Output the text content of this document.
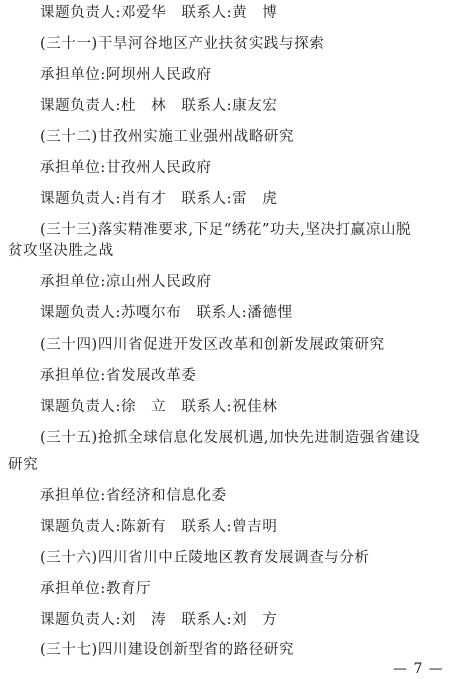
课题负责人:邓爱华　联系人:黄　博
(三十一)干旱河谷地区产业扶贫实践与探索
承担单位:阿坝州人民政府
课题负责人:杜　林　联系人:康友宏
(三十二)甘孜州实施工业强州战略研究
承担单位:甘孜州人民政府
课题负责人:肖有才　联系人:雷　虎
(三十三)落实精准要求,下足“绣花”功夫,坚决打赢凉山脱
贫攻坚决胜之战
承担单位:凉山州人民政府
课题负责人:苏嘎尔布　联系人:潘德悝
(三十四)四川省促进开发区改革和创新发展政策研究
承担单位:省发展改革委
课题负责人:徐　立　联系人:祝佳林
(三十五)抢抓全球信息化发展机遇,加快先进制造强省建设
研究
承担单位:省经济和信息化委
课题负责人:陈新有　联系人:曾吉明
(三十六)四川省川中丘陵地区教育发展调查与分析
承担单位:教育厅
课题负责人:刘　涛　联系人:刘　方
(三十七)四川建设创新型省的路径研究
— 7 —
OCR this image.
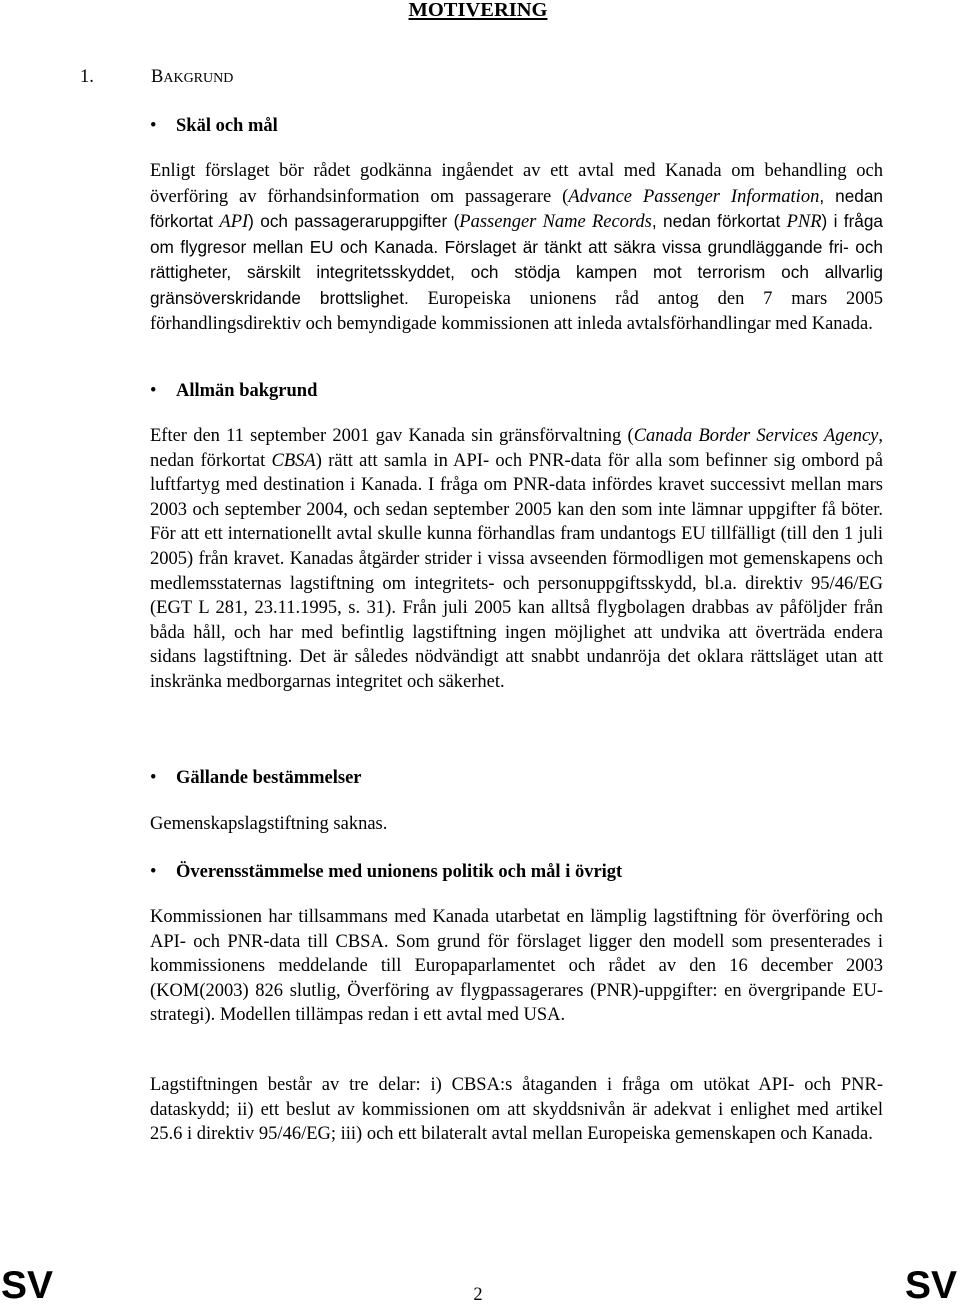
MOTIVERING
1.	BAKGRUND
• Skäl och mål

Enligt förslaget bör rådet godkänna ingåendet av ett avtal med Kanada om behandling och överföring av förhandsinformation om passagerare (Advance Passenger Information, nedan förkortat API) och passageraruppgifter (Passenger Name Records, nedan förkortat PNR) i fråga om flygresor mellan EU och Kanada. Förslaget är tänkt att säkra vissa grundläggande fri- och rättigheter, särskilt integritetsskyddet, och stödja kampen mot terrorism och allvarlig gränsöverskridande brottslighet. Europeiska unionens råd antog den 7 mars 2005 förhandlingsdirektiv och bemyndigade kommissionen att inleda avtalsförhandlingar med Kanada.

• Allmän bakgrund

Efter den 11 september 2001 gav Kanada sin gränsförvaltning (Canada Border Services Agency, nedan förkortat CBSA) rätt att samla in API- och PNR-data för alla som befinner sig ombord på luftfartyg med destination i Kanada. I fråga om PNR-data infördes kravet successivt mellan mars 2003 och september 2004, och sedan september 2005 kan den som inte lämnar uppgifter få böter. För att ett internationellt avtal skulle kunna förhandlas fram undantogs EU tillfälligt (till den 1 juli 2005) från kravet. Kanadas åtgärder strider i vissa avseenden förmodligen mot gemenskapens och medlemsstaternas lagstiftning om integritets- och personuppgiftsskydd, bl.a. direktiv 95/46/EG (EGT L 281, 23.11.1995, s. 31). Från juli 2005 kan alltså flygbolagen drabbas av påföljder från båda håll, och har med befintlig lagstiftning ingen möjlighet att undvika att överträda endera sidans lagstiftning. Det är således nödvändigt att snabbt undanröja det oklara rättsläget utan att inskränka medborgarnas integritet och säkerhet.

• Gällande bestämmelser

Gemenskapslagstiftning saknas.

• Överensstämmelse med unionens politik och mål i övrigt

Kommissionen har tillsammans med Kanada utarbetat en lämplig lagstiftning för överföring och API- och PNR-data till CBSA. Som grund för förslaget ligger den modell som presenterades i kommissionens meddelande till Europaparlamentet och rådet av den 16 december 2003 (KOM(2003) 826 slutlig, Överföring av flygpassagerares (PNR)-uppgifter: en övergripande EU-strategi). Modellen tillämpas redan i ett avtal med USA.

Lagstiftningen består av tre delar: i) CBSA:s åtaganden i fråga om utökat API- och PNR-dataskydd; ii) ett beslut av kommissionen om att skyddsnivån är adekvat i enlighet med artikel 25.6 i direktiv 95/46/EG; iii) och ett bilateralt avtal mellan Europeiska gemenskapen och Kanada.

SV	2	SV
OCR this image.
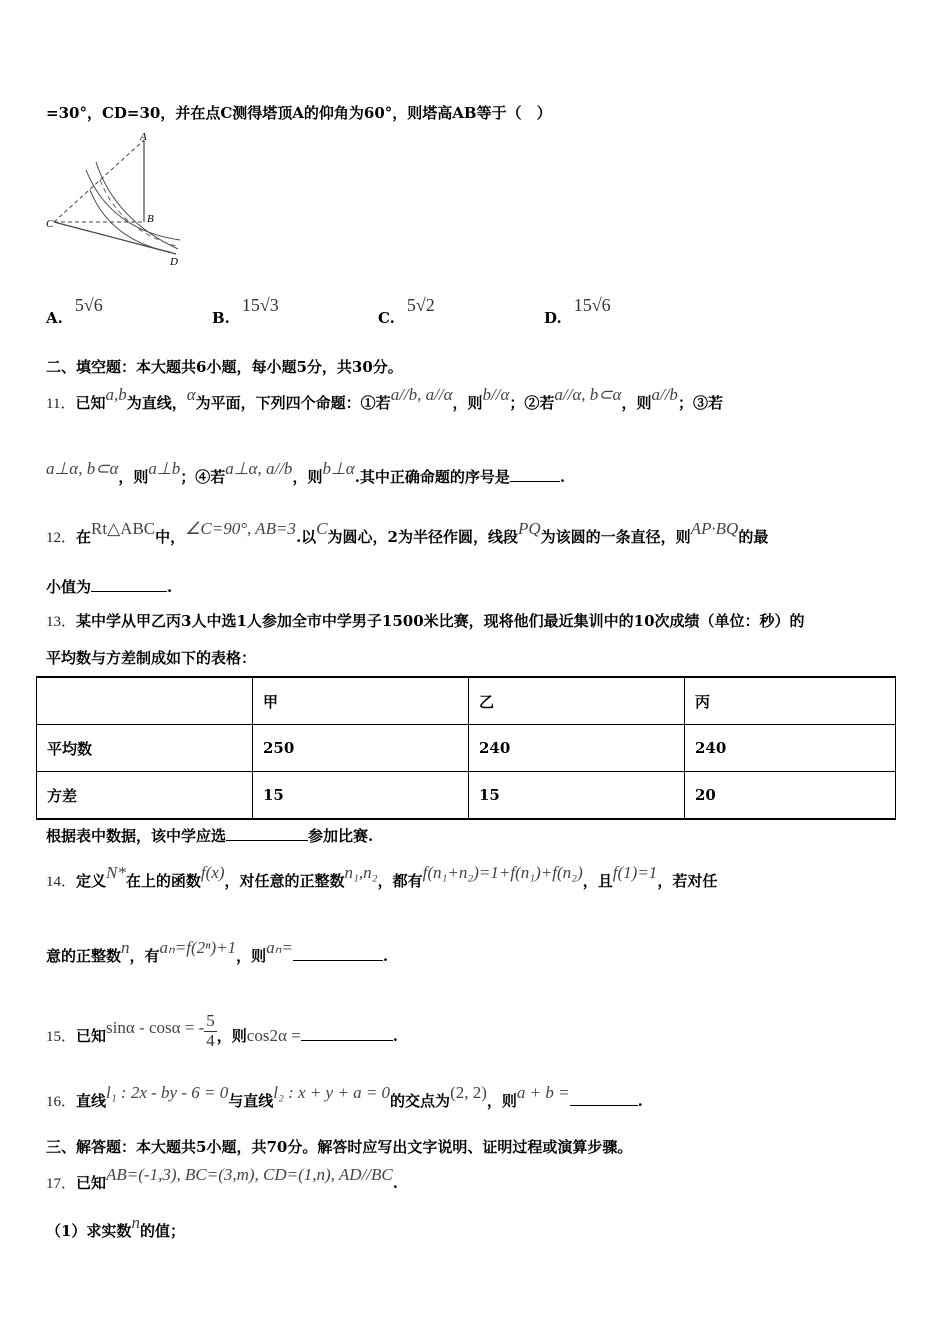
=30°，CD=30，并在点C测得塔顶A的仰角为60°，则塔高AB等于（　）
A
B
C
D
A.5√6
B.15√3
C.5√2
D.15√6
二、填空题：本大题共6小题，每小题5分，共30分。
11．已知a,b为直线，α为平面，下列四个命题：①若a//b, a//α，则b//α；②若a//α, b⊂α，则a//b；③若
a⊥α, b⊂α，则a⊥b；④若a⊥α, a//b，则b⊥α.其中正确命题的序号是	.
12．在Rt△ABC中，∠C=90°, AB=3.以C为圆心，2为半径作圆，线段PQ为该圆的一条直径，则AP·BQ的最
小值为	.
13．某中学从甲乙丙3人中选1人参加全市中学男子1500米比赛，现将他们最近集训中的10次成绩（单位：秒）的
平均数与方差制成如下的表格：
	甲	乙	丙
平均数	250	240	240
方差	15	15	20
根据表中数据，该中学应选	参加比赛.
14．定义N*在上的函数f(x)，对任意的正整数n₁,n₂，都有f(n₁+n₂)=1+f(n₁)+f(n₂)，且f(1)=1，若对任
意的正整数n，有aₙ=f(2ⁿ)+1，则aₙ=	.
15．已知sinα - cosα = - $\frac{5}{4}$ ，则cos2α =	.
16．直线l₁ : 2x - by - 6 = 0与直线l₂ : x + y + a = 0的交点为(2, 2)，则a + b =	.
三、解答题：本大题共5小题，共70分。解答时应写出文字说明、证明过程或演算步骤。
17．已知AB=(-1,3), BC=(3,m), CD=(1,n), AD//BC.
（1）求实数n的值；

* _Work to complete_
Locate all lines in the listing above with the word "nedan". Copy them.

* _Finished task_
Enligt förslaget bör rådet godkänna ingåendet av ett avtal med Kanada om behandling och överföring av förhandsinformation om passagerare (Advance Passenger Information, nedan förkortat API) och passageraruppgifter (Passenger Name Records, nedan förkortat PNR) i fråga om flygresor mellan EU och Kanada. Förslaget är tänkt att säkra vissa grundläggande fri- och rättigheter, särskilt integritetsskyddet, och stödja kampen mot terrorism och allvarlig gränsöverskridande brottslighet. Europeiska unionens råd antog den 7 mars 2005 förhandlingsdirektiv och bemyndigade kommissionen att inleda avtalsförhandlingar med Kanada.
Efter den 11 september 2001 gav Kanada sin gränsförvaltning (Canada Border Services Agency, nedan förkortat CBSA) rätt att samla in API- och PNR-data för alla som befinner sig ombord på luftfartyg med destination i Kanada. I fråga om PNR-data infördes kravet successivt mellan mars 2003 och september 2004, och sedan september 2005 kan den som inte lämnar uppgifter få böter. För att ett internationellt avtal skulle kunna förhandlas fram undantogs EU tillfälligt (till den 1 juli 2005) från kravet. Kanadas åtgärder strider i vissa avseenden förmodligen mot gemenskapens och medlemsstaternas lagstiftning om integritets- och personuppgiftsskydd, bl.a. direktiv 95/46/EG (EGT L 281, 23.11.1995, s. 31). Från juli 2005 kan alltså flygbolagen drabbas av påföljder från båda håll, och har med befintlig lagstiftning ingen möjlighet att undvika att överträda endera sidans lagstiftning. Det är således nödvändigt att snabbt undanröja det oklara rättsläget utan att inskränka medborgarnas integritet och säkerhet.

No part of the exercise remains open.